(Records from a collection)
════════

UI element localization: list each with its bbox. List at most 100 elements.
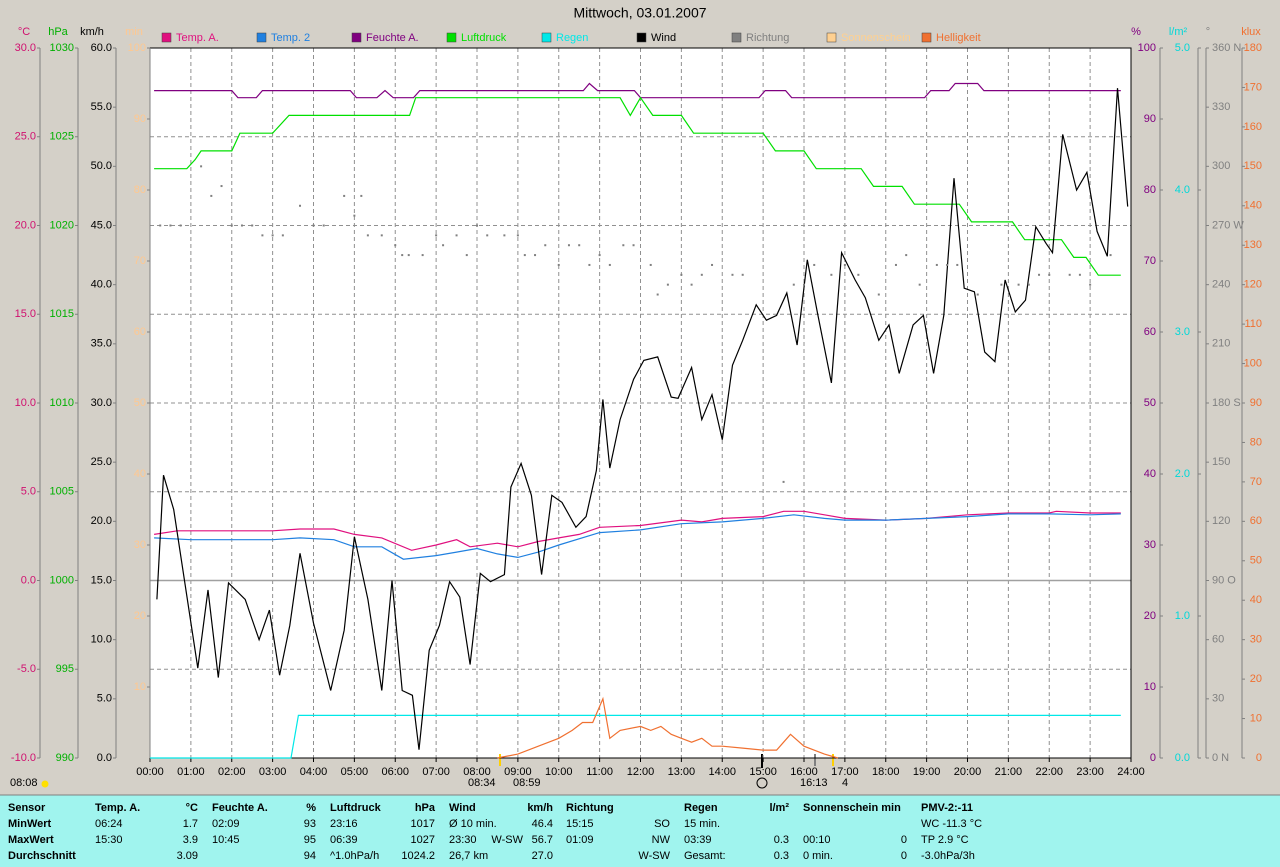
y-tick-label: 0.0 [1175,752,1190,764]
axis-unit: l/m² [1169,26,1188,38]
y-tick-label: 150 [1212,456,1230,468]
table-cell: 3.9 [183,834,198,846]
series-dot [1109,254,1112,257]
y-tick-label: 80 [1144,184,1156,196]
series-dot [803,283,805,286]
table-cell: ^1.0hPa/h [330,850,379,862]
table-cell: 0.3 [774,834,789,846]
y-tick-label: 110 [1244,318,1262,330]
series-dot [476,224,478,227]
table-header: l/m² [769,802,789,814]
x-tick-label: 22:00 [1035,766,1063,778]
series-dot [486,234,489,237]
x-tick-label: 16:00 [790,766,818,778]
x-tick-label: 19:00 [913,766,941,778]
table-header: Wind [449,802,476,814]
series-dot [544,244,547,247]
x-tick-label: 03:00 [259,766,287,778]
series-dot [380,234,383,237]
series-dot [792,283,795,286]
x-tick-label: 01:00 [177,766,205,778]
y-tick-label: 210 [1212,338,1230,350]
y-tick-label: 80 [1250,436,1262,448]
y-tick-label: 0.0 [97,752,112,764]
x-tick-label: 23:00 [1076,766,1104,778]
legend-swatch [921,32,932,43]
series-line [156,88,1129,750]
y-tick-label: 5.0 [97,693,112,705]
y-tick-label: 40.0 [91,279,112,291]
x-tick-label: 20:00 [954,766,982,778]
x-tick-label: 11:00 [586,766,613,778]
y-tick-label: 1000 [50,574,74,586]
table-header: Sonnenschein min [803,802,901,814]
y-tick-label: 180 S [1212,397,1241,409]
series-dot [1068,273,1071,276]
y-tick-label: 330 [1212,101,1230,113]
x-tick-label: 05:00 [341,766,369,778]
y-tick-label: 80 [134,184,146,196]
y-tick-label: 180 [1244,42,1262,54]
y-tick-label: 20 [134,610,146,622]
table-cell: -3.0hPa/3h [921,850,975,862]
y-tick-label: 150 [1244,160,1262,172]
table-header: PMV-2:-11 [921,802,973,814]
y-tick-label: 25.0 [91,456,112,468]
y-tick-label: 1.0 [1175,610,1190,622]
y-tick-label: 240 [1212,279,1230,291]
axis-unit: km/h [80,26,104,38]
table-cell: 02:09 [212,818,240,830]
table-cell: 1027 [411,834,435,846]
series-dot [976,293,979,296]
series-dot [567,244,570,247]
axis-unit: ° [1206,26,1210,38]
series-dot [465,254,468,257]
x-tick-label: 13:00 [668,766,696,778]
table-cell: 00:10 [803,834,831,846]
series-dot [401,254,404,257]
series-dot [1078,273,1081,276]
y-tick-label: 30 [134,539,146,551]
y-tick-label: 10 [134,681,146,693]
y-tick-label: 45.0 [91,219,112,231]
table-cell: 10:45 [212,834,240,846]
table-cell: 06:39 [330,834,358,846]
y-tick-label: 1020 [50,219,74,231]
series-line [154,513,1121,560]
x-tick-label: 09:00 [504,766,532,778]
table-cell: 1.7 [183,818,198,830]
series-dot [421,254,424,257]
table-cell: 56.7 [532,834,553,846]
table-cell: 0 [901,834,907,846]
y-tick-label: 360 N [1212,42,1241,54]
series-line [154,82,1121,99]
y-tick-label: 60 [134,326,146,338]
y-tick-label: 70 [1144,255,1156,267]
series-dot [935,263,938,266]
x-tick-label: 07:00 [422,766,450,778]
table-cell: 27.0 [532,850,553,862]
y-tick-label: 90 [1250,397,1262,409]
event-icon [756,777,768,789]
series-dot [281,234,284,237]
table-cell: NW [652,834,671,846]
series-dot [666,283,669,286]
table-cell: 1024.2 [401,850,435,862]
series-dot [608,263,611,266]
series-dot [394,244,397,247]
legend-label: Luftdruck [461,32,507,44]
y-tick-label: 1005 [50,486,74,498]
y-tick-label: 25.0 [15,131,36,143]
y-tick-label: 5.0 [21,486,36,498]
y-tick-label: 55.0 [91,101,112,113]
x-tick-label: 12:00 [627,766,655,778]
chart-title: Mittwoch, 03.01.2007 [573,5,706,21]
series-dot [830,273,833,276]
x-tick-label: 18:00 [872,766,900,778]
annotation: 08:34 [468,777,496,789]
table-cell: 23:16 [330,818,358,830]
y-tick-label: 1010 [50,397,74,409]
series-line [497,696,839,759]
legend-label: Richtung [746,32,789,44]
x-tick-label: 15:00 [749,766,777,778]
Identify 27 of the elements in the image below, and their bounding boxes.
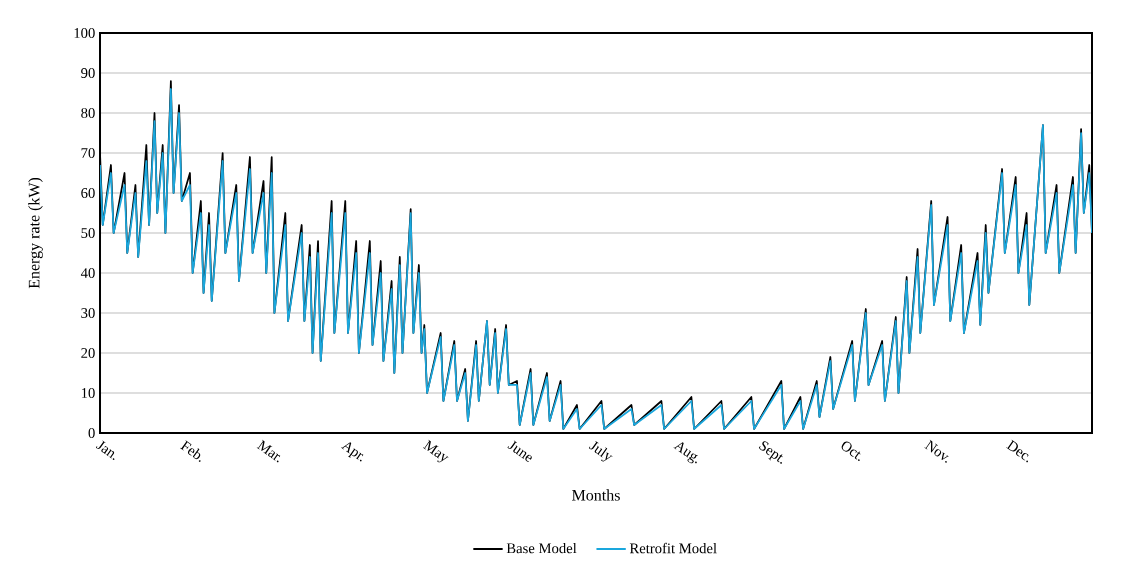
x-tick-label: July <box>588 440 613 462</box>
y-tick-label: 100 <box>74 28 95 38</box>
x-tick-label: Nov. <box>924 439 949 463</box>
x-axis-title: Months <box>572 489 620 501</box>
y-tick-label: 90 <box>81 68 95 78</box>
y-tick-label: 30 <box>81 308 95 318</box>
x-tick-label: Mar. <box>256 439 281 463</box>
y-tick-label: 20 <box>81 348 95 358</box>
y-tick-label: 0 <box>88 428 95 438</box>
y-tick-label: 80 <box>81 108 95 118</box>
x-tick-label: Dec. <box>1006 439 1029 463</box>
x-tick-label: May <box>423 439 449 463</box>
x-tick-label: Sept. <box>758 441 783 464</box>
x-tick-label: June <box>507 440 532 463</box>
y-tick-label: 40 <box>80 268 95 278</box>
y-tick-label: 70 <box>81 148 95 158</box>
y-axis-title: Energy rate (kW) <box>28 177 43 289</box>
x-tick-label: Feb. <box>180 440 201 462</box>
y-tick-label: 50 <box>81 228 95 238</box>
y-tick-label: 10 <box>81 388 95 398</box>
legend-label: Base Model <box>506 542 577 554</box>
x-tick-label: Jan. <box>95 440 115 460</box>
x-tick-label: Oct. <box>841 441 861 462</box>
y-tick-label: 60 <box>81 188 95 198</box>
legend-label: Retrofit Model <box>629 542 717 554</box>
x-tick-label: Apr. <box>341 442 364 462</box>
x-tick-label: Aug. <box>673 442 698 464</box>
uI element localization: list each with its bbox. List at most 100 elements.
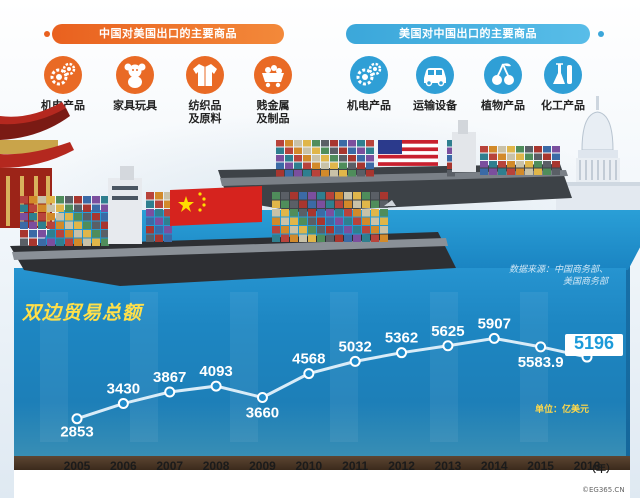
shipping-container — [29, 221, 37, 229]
shipping-container — [507, 168, 515, 175]
shipping-container — [299, 217, 307, 225]
shipping-container — [29, 230, 37, 238]
shipping-container — [294, 162, 302, 169]
shipping-container — [294, 155, 302, 162]
shipping-container — [339, 170, 347, 177]
shipping-container — [272, 217, 280, 225]
shipping-container — [155, 209, 163, 217]
shipping-container — [101, 196, 109, 204]
shipping-container — [276, 155, 284, 162]
shipping-container — [543, 161, 551, 168]
shipping-container — [543, 168, 551, 175]
shipping-container — [47, 238, 55, 246]
shipping-container — [47, 221, 55, 229]
shipping-container — [272, 234, 280, 242]
shipping-container — [101, 221, 109, 229]
shipping-container — [285, 147, 293, 154]
shipping-container — [344, 200, 352, 208]
shipping-container — [299, 234, 307, 242]
shipping-container — [83, 238, 91, 246]
shipping-container — [498, 146, 506, 153]
shipping-container — [294, 147, 302, 154]
value-label: 5907 — [478, 315, 511, 332]
shipping-container — [285, 140, 293, 147]
shipping-container — [146, 200, 154, 208]
shipping-container — [101, 213, 109, 221]
shipping-container — [92, 196, 100, 204]
shipping-container — [447, 155, 455, 162]
shipping-container — [65, 213, 73, 221]
shipping-container — [525, 153, 533, 160]
shipping-container — [20, 213, 28, 221]
sweater-icon — [193, 64, 217, 86]
shipping-container — [74, 238, 82, 246]
shipping-container — [339, 147, 347, 154]
shipping-container — [516, 153, 524, 160]
shipping-container — [276, 140, 284, 147]
shipping-container — [357, 170, 365, 177]
value-label: 3430 — [107, 381, 140, 398]
shipping-container — [272, 226, 280, 234]
shipping-container — [516, 168, 524, 175]
shipping-container — [326, 192, 334, 200]
shipping-container — [74, 204, 82, 212]
shipping-container — [83, 196, 91, 204]
china-product-textiles: 纺织品 及原料 — [174, 56, 236, 125]
shipping-container — [317, 209, 325, 217]
shipping-container — [330, 162, 338, 169]
shipping-container — [371, 217, 379, 225]
data-source-note: 数据来源：中国商务部、 美国商务部 — [508, 265, 608, 287]
shipping-container — [272, 192, 280, 200]
shipping-container — [312, 147, 320, 154]
year-tick-label: 2005 — [64, 459, 91, 473]
year-tick-label: 2015 — [527, 459, 554, 473]
shipping-container — [507, 153, 515, 160]
shipping-container — [290, 226, 298, 234]
shipping-container — [92, 204, 100, 212]
shipping-container — [480, 153, 488, 160]
shipping-container — [330, 155, 338, 162]
unit-label: 单位：亿美元 — [535, 405, 590, 415]
shipping-container — [299, 200, 307, 208]
shipping-container — [164, 209, 172, 217]
shipping-container — [65, 221, 73, 229]
capitol-building-illustration — [556, 96, 640, 220]
shipping-container — [47, 230, 55, 238]
shipping-container — [552, 168, 560, 175]
chart-title: 双边贸易总额 — [22, 302, 143, 324]
shipping-container — [312, 140, 320, 147]
shipping-container — [146, 192, 154, 200]
shipping-container — [366, 162, 374, 169]
shipping-container — [276, 162, 284, 169]
data-point — [71, 413, 83, 425]
gears-icon — [50, 62, 76, 86]
year-tick-label: 2008 — [203, 459, 230, 473]
shipping-container — [65, 230, 73, 238]
value-label: 3867 — [153, 369, 186, 386]
shipping-container — [335, 226, 343, 234]
shipping-container — [353, 200, 361, 208]
shipping-container — [507, 161, 515, 168]
shipping-container — [20, 204, 28, 212]
shipping-container — [281, 234, 289, 242]
shipping-container — [357, 162, 365, 169]
shipping-container — [480, 168, 488, 175]
us-product-transport: 运输设备 — [404, 56, 466, 112]
shipping-container — [308, 192, 316, 200]
year-tick-label: 2010 — [295, 459, 322, 473]
shipping-container — [362, 200, 370, 208]
shipping-container — [290, 217, 298, 225]
teddy-bear-icon — [124, 63, 146, 88]
product-label: 运输设备 — [413, 99, 457, 112]
shipping-container — [20, 221, 28, 229]
shipping-container — [534, 168, 542, 175]
shipping-container — [339, 162, 347, 169]
us-product-chemicals: 化工产品 — [532, 56, 594, 112]
shipping-container — [344, 209, 352, 217]
shipping-container — [507, 146, 515, 153]
shipping-container — [155, 217, 163, 225]
watermark: ©EG365.CN — [582, 486, 625, 494]
us-product-plants: 植物产品 — [472, 56, 534, 112]
shipping-container — [303, 162, 311, 169]
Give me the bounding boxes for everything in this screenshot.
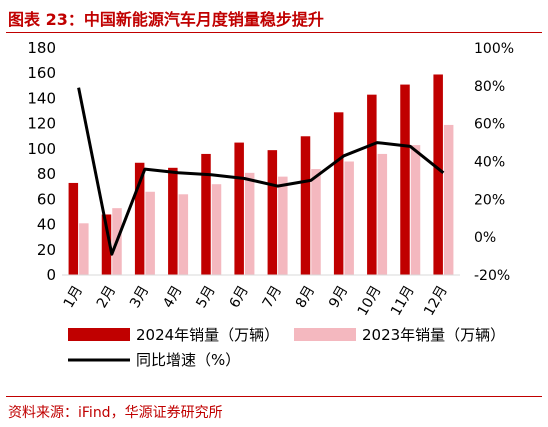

════════

▶ Written task
Copy the lines in the data above word for word, starting at the line containing "shipping-container — [29, 221, 37, 229]" and ending at the line containing "shipping-container — [498, 146, 506, 153]", with both of those lines included.

▶ Complete output
shipping-container — [29, 221, 37, 229]
shipping-container — [507, 168, 515, 175]
shipping-container — [299, 217, 307, 225]
shipping-container — [29, 230, 37, 238]
shipping-container — [294, 162, 302, 169]
shipping-container — [294, 155, 302, 162]
shipping-container — [339, 170, 347, 177]
shipping-container — [272, 217, 280, 225]
shipping-container — [155, 209, 163, 217]
shipping-container — [101, 196, 109, 204]
shipping-container — [276, 155, 284, 162]
shipping-container — [543, 161, 551, 168]
shipping-container — [543, 168, 551, 175]
shipping-container — [47, 238, 55, 246]
shipping-container — [47, 221, 55, 229]
shipping-container — [272, 234, 280, 242]
shipping-container — [101, 221, 109, 229]
shipping-container — [285, 147, 293, 154]
shipping-container — [344, 200, 352, 208]
shipping-container — [299, 234, 307, 242]
shipping-container — [83, 238, 91, 246]
shipping-container — [498, 146, 506, 153]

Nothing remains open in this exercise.